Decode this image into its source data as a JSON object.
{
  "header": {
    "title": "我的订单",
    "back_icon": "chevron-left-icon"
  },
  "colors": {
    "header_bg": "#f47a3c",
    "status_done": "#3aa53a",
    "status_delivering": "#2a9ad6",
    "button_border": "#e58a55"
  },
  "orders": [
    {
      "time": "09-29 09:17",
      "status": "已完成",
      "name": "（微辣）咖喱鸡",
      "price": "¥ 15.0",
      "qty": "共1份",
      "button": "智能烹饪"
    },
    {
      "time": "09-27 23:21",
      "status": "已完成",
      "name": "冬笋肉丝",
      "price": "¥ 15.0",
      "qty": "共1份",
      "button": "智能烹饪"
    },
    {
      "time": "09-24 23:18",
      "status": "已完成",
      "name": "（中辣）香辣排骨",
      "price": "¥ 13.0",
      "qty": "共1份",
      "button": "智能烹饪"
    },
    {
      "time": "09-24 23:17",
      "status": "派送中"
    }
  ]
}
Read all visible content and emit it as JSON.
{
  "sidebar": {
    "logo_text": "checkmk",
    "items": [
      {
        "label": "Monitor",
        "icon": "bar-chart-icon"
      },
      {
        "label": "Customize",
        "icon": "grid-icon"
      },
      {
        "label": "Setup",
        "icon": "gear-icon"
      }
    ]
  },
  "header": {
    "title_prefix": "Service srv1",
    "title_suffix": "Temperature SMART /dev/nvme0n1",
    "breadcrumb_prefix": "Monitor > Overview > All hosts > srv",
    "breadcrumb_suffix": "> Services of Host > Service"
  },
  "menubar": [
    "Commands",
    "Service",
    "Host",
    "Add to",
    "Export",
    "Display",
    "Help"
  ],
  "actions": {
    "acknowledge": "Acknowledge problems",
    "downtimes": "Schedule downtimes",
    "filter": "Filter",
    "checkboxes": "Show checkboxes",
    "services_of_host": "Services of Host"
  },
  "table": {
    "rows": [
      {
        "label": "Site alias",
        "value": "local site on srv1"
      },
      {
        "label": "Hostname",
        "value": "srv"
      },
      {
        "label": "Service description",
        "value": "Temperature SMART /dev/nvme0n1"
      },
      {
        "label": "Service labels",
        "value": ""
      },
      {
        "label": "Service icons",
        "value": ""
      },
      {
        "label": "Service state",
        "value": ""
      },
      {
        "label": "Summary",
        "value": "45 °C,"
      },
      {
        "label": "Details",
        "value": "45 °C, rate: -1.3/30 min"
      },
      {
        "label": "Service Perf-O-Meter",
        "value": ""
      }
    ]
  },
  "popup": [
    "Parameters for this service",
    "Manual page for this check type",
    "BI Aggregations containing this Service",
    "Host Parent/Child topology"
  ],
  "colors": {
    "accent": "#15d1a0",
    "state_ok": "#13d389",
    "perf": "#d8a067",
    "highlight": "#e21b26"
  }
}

----

Set task. Copy each line of the listing that contains the string "label".

Answer to this exercise.
        "label": "Monitor",
        "label": "Customize",
        "label": "Setup",
        "label": "Site alias",
        "label": "Hostname",
        "label": "Service description",
        "label": "Service labels",
        "label": "Service icons",
        "label": "Service state",
        "label": "Summary",
        "label": "Details",
        "label": "Service Perf-O-Meter",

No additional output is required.